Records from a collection
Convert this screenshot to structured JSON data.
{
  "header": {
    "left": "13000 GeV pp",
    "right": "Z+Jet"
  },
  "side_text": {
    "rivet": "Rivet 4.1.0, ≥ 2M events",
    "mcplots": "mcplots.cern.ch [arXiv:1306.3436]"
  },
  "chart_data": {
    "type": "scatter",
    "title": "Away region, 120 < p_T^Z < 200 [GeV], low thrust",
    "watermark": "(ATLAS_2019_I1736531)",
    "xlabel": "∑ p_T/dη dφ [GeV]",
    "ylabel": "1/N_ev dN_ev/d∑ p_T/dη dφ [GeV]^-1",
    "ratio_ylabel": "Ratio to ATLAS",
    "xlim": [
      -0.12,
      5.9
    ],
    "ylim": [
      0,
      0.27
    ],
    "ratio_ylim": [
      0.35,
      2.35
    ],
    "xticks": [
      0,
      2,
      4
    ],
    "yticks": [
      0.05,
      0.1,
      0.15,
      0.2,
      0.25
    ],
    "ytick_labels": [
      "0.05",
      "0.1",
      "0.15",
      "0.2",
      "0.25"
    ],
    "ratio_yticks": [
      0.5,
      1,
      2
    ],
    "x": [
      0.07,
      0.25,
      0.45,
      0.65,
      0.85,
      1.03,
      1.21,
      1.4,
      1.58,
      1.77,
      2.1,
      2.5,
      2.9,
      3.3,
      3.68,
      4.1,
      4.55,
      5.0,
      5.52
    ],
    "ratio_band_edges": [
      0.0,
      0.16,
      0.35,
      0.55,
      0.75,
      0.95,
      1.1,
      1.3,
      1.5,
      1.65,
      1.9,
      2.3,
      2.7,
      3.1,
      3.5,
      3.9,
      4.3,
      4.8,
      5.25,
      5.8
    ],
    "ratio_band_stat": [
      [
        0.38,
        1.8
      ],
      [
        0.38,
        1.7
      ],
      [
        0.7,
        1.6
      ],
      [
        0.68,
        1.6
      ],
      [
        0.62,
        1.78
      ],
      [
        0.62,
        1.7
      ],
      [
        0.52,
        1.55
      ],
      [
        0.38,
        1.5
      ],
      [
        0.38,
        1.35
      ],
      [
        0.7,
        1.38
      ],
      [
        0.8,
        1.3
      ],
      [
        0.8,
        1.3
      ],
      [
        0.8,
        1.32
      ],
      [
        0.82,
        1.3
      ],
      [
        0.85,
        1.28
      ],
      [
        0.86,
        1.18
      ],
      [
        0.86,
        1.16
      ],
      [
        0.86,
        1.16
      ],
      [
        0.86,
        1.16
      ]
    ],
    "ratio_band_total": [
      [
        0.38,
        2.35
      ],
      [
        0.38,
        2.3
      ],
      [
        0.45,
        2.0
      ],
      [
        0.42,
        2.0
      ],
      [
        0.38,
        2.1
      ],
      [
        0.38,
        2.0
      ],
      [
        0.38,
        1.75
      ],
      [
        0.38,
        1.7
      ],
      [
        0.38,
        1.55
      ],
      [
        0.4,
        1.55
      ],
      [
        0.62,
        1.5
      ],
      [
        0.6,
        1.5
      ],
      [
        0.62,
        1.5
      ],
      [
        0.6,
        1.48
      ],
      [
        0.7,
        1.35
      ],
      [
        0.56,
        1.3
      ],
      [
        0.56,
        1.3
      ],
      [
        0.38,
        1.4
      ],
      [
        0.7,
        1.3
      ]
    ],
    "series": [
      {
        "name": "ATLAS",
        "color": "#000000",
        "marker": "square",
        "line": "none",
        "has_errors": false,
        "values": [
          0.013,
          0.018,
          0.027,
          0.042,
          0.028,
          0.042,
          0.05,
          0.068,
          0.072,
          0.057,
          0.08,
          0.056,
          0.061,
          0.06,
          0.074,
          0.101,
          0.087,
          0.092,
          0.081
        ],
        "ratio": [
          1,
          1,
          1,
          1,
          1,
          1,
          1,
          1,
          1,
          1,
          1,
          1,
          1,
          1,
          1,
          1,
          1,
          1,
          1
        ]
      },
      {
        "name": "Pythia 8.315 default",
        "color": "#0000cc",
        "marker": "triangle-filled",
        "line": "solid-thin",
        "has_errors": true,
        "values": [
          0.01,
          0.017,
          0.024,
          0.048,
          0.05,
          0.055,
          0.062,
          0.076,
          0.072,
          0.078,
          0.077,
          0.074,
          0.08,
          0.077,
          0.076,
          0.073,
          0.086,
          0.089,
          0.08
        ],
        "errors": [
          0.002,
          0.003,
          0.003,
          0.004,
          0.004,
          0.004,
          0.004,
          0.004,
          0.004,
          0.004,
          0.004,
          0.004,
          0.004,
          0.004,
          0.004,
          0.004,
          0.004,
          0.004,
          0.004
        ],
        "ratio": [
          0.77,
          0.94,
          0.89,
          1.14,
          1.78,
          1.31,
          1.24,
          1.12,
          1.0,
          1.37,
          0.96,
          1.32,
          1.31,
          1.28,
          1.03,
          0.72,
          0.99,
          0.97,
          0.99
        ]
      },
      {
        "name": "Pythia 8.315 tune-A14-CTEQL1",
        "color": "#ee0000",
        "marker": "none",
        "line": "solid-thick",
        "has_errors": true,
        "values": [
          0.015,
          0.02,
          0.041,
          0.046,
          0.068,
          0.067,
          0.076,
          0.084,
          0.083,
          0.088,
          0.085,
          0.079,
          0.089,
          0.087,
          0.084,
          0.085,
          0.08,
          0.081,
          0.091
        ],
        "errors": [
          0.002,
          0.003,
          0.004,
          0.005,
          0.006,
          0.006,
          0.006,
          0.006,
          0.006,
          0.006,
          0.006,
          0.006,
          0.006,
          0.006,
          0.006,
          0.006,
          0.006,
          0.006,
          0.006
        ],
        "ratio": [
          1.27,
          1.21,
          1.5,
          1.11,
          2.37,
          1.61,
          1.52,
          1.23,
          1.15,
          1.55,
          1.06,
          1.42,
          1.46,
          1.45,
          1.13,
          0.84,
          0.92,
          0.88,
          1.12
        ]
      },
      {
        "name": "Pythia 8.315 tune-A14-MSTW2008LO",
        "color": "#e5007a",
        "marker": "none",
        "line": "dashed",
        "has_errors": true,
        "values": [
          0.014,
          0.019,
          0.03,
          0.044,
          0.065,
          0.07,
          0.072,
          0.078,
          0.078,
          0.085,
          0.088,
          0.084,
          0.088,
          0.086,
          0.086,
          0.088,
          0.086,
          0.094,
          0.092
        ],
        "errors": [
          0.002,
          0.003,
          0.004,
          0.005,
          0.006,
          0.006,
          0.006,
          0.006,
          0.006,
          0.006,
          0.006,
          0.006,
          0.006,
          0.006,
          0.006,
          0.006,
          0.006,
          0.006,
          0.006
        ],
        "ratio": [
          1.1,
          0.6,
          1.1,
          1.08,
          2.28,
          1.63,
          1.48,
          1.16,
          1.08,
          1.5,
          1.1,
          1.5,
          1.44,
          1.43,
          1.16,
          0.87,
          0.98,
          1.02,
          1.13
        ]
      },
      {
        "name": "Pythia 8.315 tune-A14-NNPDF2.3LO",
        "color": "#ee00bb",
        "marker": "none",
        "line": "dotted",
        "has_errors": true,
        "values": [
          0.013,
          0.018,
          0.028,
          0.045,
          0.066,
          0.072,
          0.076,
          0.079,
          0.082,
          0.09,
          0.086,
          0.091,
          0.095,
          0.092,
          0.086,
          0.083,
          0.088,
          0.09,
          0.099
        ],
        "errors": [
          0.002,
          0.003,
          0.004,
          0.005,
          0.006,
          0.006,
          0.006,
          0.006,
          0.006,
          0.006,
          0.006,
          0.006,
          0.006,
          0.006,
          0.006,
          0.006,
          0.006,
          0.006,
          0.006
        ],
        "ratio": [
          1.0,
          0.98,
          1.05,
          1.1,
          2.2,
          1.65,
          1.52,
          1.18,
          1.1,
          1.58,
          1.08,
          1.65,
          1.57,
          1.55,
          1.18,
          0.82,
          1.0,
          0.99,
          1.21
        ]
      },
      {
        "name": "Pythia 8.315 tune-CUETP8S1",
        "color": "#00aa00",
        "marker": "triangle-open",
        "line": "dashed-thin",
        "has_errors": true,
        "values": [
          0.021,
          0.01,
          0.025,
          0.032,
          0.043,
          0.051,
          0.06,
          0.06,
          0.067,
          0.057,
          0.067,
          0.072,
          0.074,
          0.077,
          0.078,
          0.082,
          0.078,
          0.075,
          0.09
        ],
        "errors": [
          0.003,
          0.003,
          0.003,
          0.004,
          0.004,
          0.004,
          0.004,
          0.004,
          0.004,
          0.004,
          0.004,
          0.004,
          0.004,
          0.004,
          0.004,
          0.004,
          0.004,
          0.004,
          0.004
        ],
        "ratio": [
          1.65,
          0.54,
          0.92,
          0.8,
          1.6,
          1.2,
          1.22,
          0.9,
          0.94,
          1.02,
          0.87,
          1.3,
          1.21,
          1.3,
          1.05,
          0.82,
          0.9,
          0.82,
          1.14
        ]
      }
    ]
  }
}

* _Set exercise_: Show every line from the listing above in which the string "name" appears.

* _Solution_:
        "name": "ATLAS",
        "name": "Pythia 8.315 default",
        "name": "Pythia 8.315 tune-A14-CTEQL1",
        "name": "Pythia 8.315 tune-A14-MSTW2008LO",
        "name": "Pythia 8.315 tune-A14-NNPDF2.3LO",
        "name": "Pythia 8.315 tune-CUETP8S1",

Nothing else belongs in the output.